#### DATA LISTING

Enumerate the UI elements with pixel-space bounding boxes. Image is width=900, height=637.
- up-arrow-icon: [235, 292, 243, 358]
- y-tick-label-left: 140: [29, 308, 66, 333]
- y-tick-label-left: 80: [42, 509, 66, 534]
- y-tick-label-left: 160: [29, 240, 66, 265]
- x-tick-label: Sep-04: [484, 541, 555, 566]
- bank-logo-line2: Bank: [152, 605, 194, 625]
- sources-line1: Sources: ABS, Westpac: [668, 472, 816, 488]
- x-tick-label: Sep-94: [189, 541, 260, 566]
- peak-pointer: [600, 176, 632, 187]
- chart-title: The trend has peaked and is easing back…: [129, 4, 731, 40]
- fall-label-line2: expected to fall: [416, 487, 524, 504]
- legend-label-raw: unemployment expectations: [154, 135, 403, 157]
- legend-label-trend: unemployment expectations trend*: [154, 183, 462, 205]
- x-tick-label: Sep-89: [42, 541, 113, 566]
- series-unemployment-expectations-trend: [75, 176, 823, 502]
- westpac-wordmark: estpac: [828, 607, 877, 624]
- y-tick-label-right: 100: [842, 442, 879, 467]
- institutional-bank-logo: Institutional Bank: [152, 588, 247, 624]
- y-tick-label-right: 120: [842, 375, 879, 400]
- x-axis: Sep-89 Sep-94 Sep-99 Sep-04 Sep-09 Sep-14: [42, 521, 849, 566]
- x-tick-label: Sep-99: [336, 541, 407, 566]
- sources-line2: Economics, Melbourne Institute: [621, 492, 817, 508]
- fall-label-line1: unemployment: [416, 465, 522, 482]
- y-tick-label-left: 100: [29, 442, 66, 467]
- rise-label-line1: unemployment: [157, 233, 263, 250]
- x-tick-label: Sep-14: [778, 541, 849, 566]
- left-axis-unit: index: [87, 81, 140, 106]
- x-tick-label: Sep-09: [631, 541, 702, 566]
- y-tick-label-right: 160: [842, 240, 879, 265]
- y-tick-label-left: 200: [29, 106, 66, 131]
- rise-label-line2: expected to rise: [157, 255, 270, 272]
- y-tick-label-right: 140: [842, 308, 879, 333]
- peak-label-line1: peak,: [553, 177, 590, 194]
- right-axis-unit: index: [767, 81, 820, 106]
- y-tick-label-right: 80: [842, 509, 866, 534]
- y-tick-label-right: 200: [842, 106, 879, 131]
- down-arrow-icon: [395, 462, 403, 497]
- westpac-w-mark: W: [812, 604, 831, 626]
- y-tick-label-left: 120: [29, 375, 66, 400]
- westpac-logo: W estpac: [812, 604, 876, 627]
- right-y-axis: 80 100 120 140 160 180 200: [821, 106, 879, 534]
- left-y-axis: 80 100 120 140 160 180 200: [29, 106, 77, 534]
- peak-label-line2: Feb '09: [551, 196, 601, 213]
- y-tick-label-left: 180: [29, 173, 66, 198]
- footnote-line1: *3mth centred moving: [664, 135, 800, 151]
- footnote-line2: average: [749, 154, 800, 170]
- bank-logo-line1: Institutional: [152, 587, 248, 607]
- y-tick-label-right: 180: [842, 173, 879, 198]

########

> **GIVEN PROBLEM**:
Reproduce the lines exactly, beginning with the first line of the records and continuing through the line that contains "- y-tick-label-left: 200: [29, 106, 66, 131]", including that line.

> **TASK SOLUTION**:
Enumerate the UI elements with pixel-space bounding boxes. Image is width=900, height=637.
- up-arrow-icon: [235, 292, 243, 358]
- y-tick-label-left: 140: [29, 308, 66, 333]
- y-tick-label-left: 80: [42, 509, 66, 534]
- y-tick-label-left: 160: [29, 240, 66, 265]
- x-tick-label: Sep-04: [484, 541, 555, 566]
- bank-logo-line2: Bank: [152, 605, 194, 625]
- sources-line1: Sources: ABS, Westpac: [668, 472, 816, 488]
- x-tick-label: Sep-94: [189, 541, 260, 566]
- peak-pointer: [600, 176, 632, 187]
- chart-title: The trend has peaked and is easing back…: [129, 4, 731, 40]
- fall-label-line2: expected to fall: [416, 487, 524, 504]
- legend-label-raw: unemployment expectations: [154, 135, 403, 157]
- legend-label-trend: unemployment expectations trend*: [154, 183, 462, 205]
- x-tick-label: Sep-89: [42, 541, 113, 566]
- series-unemployment-expectations-trend: [75, 176, 823, 502]
- westpac-wordmark: estpac: [828, 607, 877, 624]
- y-tick-label-right: 100: [842, 442, 879, 467]
- institutional-bank-logo: Institutional Bank: [152, 588, 247, 624]
- y-tick-label-right: 120: [842, 375, 879, 400]
- x-axis: Sep-89 Sep-94 Sep-99 Sep-04 Sep-09 Sep-14: [42, 521, 849, 566]
- x-tick-label: Sep-99: [336, 541, 407, 566]
- sources-line2: Economics, Melbourne Institute: [621, 492, 817, 508]
- fall-label-line1: unemployment: [416, 465, 522, 482]
- y-tick-label-left: 100: [29, 442, 66, 467]
- rise-label-line1: unemployment: [157, 233, 263, 250]
- x-tick-label: Sep-14: [778, 541, 849, 566]
- left-axis-unit: index: [87, 81, 140, 106]
- x-tick-label: Sep-09: [631, 541, 702, 566]
- y-tick-label-right: 160: [842, 240, 879, 265]
- y-tick-label-left: 200: [29, 106, 66, 131]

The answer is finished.